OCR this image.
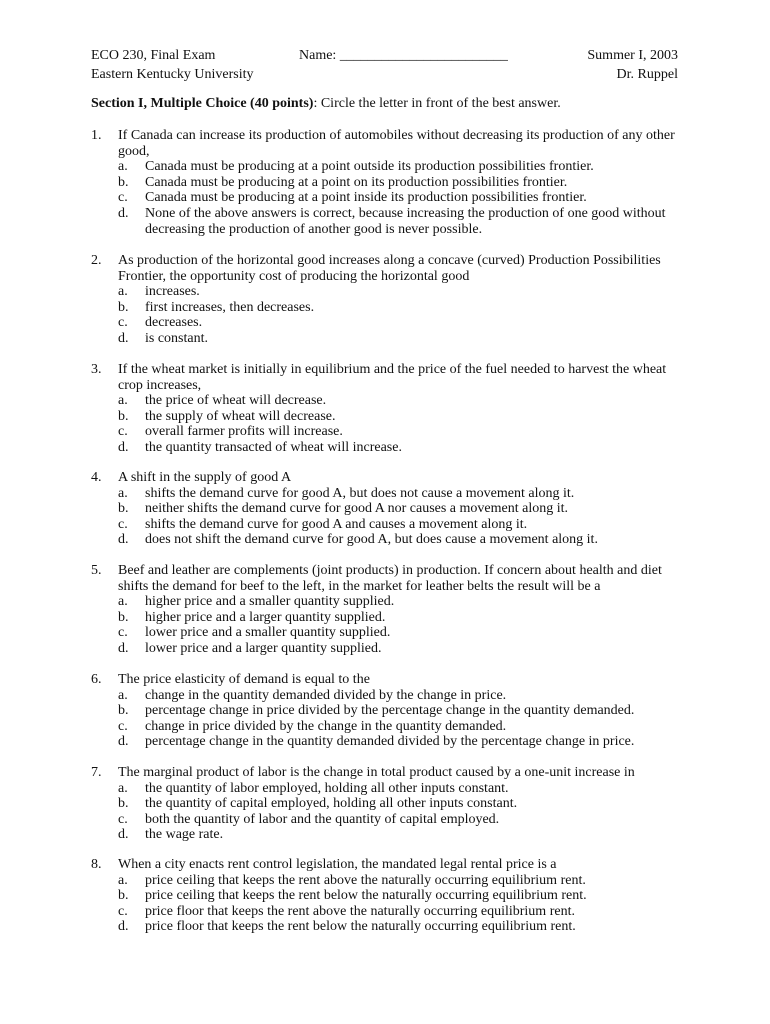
ECO 230, Final Exam
Eastern Kentucky University
Name: ________________________	Summer I, 2003
Dr. Ruppel
Section I, Multiple Choice (40 points): Circle the letter in front of the best answer.
1.	If Canada can increase its production of automobiles without decreasing its production of any other good,
a.	Canada must be producing at a point outside its production possibilities frontier.
b.	Canada must be producing at a point on its production possibilities frontier.
c.	Canada must be producing at a point inside its production possibilities frontier.
d.	None of the above answers is correct, because increasing the production of one good without decreasing the production of another good is never possible.
2.	As production of the horizontal good increases along a concave (curved) Production Possibilities Frontier, the opportunity cost of producing the horizontal good
a.	increases.
b.	first increases, then decreases.
c.	decreases.
d.	is constant.
3.	If the wheat market is initially in equilibrium and the price of the fuel needed to harvest the wheat crop increases,
a.	the price of wheat will decrease.
b.	the supply of wheat will decrease.
c.	overall farmer profits will increase.
d.	the quantity transacted of wheat will increase.
4.	A shift in the supply of good A
a.	shifts the demand curve for good A, but does not cause a movement along it.
b.	neither shifts the demand curve for good A nor causes a movement along it.
c.	shifts the demand curve for good A and causes a movement along it.
d.	does not shift the demand curve for good A, but does cause a movement along it.
5.	Beef and leather are complements (joint products) in production. If concern about health and diet shifts the demand for beef to the left, in the market for leather belts the result will be a
a.	higher price and a smaller quantity supplied.
b.	higher price and a larger quantity supplied.
c.	lower price and a smaller quantity supplied.
d.	lower price and a larger quantity supplied.
6.	The price elasticity of demand is equal to the
a.	change in the quantity demanded divided by the change in price.
b.	percentage change in price divided by the percentage change in the quantity demanded.
c.	change in price divided by the change in the quantity demanded.
d.	percentage change in the quantity demanded divided by the percentage change in price.
7.	The marginal product of labor is the change in total product caused by a one-unit increase in
a.	the quantity of labor employed, holding all other inputs constant.
b.	the quantity of capital employed, holding all other inputs constant.
c.	both the quantity of labor and the quantity of capital employed.
d.	the wage rate.
8.	When a city enacts rent control legislation, the mandated legal rental price is a
a.	price ceiling that keeps the rent above the naturally occurring equilibrium rent.
b.	price ceiling that keeps the rent below the naturally occurring equilibrium rent.
c.	price floor that keeps the rent above the naturally occurring equilibrium rent.
d.	price floor that keeps the rent below the naturally occurring equilibrium rent.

Objective
Which lines above hold the word "labor"? Copy each of them.

Task output
7.	The marginal product of labor is the change in total product caused by a one-unit increase in
a.	the quantity of labor employed, holding all other inputs constant.
c.	both the quantity of labor and the quantity of capital employed.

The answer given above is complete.